[Rows from a figure dataset]
>> Start

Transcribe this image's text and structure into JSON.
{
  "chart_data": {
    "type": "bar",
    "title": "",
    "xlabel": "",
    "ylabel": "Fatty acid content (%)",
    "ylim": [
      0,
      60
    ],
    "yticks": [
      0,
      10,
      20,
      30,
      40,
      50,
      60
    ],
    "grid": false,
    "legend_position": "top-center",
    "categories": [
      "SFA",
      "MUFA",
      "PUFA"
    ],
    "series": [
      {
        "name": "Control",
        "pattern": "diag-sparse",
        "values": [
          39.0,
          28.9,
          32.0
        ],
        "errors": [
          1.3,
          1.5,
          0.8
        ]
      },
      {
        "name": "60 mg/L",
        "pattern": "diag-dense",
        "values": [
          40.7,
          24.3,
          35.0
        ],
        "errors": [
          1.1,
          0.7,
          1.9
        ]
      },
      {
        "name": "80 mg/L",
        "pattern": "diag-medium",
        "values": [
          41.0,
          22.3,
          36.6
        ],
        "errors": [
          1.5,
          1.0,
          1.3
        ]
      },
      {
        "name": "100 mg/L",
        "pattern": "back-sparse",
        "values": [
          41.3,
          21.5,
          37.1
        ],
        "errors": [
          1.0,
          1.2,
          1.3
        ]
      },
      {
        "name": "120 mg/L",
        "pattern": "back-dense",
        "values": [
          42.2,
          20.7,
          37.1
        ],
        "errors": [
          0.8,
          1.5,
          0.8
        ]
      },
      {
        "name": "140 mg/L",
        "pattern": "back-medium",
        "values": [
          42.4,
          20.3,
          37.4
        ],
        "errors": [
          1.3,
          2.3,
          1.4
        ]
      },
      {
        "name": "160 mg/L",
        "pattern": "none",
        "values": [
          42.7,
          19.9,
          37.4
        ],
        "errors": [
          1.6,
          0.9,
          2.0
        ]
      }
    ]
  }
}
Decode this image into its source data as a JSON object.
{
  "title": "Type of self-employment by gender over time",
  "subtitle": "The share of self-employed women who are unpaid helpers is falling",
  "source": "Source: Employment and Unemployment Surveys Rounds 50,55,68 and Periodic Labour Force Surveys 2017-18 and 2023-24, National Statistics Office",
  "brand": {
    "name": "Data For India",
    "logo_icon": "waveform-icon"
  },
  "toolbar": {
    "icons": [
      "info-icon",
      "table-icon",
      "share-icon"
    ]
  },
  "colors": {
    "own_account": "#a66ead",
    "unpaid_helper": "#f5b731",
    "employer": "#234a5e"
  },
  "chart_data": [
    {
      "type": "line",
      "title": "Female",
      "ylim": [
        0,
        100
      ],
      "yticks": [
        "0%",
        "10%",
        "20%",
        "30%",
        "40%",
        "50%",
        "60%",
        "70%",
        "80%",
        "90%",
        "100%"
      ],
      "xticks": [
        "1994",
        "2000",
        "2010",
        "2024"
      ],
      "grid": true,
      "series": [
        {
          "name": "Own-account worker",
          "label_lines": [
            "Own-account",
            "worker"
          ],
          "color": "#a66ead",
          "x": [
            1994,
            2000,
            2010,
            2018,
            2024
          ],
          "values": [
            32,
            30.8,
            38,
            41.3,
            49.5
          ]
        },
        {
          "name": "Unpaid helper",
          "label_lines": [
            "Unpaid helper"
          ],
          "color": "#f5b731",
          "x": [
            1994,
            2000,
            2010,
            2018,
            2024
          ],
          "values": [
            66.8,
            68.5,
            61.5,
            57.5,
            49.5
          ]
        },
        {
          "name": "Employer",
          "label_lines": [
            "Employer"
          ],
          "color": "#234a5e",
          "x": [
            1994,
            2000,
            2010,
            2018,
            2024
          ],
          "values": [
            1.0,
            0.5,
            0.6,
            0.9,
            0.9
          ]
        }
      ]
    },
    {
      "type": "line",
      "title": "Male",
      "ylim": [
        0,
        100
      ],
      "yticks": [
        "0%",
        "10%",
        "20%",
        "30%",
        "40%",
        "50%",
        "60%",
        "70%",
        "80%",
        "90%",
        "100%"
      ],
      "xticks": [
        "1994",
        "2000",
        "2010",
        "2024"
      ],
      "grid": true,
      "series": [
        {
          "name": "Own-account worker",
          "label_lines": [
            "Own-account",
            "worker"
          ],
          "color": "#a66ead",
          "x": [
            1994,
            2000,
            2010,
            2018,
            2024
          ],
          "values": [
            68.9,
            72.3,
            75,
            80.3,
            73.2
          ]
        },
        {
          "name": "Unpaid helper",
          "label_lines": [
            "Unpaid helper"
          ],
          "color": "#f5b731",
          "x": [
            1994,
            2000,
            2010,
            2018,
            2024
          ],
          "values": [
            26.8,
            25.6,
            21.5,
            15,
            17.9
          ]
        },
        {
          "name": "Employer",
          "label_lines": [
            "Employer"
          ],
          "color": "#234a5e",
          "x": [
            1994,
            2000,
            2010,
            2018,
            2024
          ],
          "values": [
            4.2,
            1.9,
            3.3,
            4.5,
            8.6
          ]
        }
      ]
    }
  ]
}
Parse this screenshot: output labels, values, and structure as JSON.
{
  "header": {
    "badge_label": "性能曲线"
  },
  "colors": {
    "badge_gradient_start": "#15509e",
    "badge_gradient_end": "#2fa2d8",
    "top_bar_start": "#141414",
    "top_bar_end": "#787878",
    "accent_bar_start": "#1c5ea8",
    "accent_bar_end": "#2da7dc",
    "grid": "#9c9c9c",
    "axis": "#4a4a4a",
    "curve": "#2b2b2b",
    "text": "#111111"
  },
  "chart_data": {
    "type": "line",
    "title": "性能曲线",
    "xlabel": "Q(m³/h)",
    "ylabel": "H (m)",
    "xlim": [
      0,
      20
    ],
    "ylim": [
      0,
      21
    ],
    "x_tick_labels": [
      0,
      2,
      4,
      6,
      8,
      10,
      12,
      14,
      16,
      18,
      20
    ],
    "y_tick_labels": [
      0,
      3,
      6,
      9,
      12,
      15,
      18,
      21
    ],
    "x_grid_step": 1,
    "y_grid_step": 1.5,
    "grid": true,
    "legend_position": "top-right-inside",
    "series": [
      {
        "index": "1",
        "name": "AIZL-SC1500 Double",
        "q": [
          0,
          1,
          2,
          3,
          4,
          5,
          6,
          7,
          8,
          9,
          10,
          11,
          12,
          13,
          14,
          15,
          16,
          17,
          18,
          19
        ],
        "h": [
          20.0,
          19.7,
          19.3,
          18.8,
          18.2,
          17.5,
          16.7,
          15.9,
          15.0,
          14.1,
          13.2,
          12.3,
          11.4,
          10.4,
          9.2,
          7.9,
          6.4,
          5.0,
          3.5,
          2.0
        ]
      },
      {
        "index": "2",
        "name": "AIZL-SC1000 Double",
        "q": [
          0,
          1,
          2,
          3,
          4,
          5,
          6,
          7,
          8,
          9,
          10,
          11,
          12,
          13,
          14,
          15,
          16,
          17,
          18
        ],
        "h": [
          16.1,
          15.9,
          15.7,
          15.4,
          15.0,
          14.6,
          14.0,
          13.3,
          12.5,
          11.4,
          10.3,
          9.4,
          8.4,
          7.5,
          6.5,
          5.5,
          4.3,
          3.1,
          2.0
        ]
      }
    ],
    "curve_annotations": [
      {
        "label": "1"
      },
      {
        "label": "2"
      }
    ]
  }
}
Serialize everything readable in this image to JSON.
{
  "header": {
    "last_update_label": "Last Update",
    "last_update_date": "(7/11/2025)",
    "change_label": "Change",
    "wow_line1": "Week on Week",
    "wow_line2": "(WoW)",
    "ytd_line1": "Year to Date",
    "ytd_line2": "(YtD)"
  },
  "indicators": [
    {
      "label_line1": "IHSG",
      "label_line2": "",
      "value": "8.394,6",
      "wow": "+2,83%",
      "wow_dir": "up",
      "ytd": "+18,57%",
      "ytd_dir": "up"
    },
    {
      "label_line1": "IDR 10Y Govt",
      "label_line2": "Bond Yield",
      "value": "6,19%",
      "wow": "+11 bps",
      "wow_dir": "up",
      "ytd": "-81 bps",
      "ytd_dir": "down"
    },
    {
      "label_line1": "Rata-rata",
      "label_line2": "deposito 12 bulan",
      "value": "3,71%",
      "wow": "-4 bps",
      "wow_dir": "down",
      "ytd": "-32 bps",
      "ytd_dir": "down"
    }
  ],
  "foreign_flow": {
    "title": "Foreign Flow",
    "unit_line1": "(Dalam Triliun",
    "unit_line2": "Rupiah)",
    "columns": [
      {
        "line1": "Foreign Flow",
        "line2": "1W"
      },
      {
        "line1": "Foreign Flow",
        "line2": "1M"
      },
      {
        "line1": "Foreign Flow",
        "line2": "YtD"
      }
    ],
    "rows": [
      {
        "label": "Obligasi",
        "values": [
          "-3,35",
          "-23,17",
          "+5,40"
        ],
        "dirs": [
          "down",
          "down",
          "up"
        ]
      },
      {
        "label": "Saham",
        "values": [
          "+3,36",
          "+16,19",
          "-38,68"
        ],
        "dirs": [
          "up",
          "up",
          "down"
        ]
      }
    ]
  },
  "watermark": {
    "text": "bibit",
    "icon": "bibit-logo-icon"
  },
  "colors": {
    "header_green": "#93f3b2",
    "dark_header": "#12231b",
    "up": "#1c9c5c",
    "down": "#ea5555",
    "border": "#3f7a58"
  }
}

>> End

▶ _Instructions to follow_:
Look through the records and gather each line with the word "this".

▶ _Solution_:
Transcribe this image's text and structure into JSON.
Decode this image into its source data as a JSON object.
Parse this screenshot: output labels, values, and structure as JSON.
Serialize everything readable in this image to JSON.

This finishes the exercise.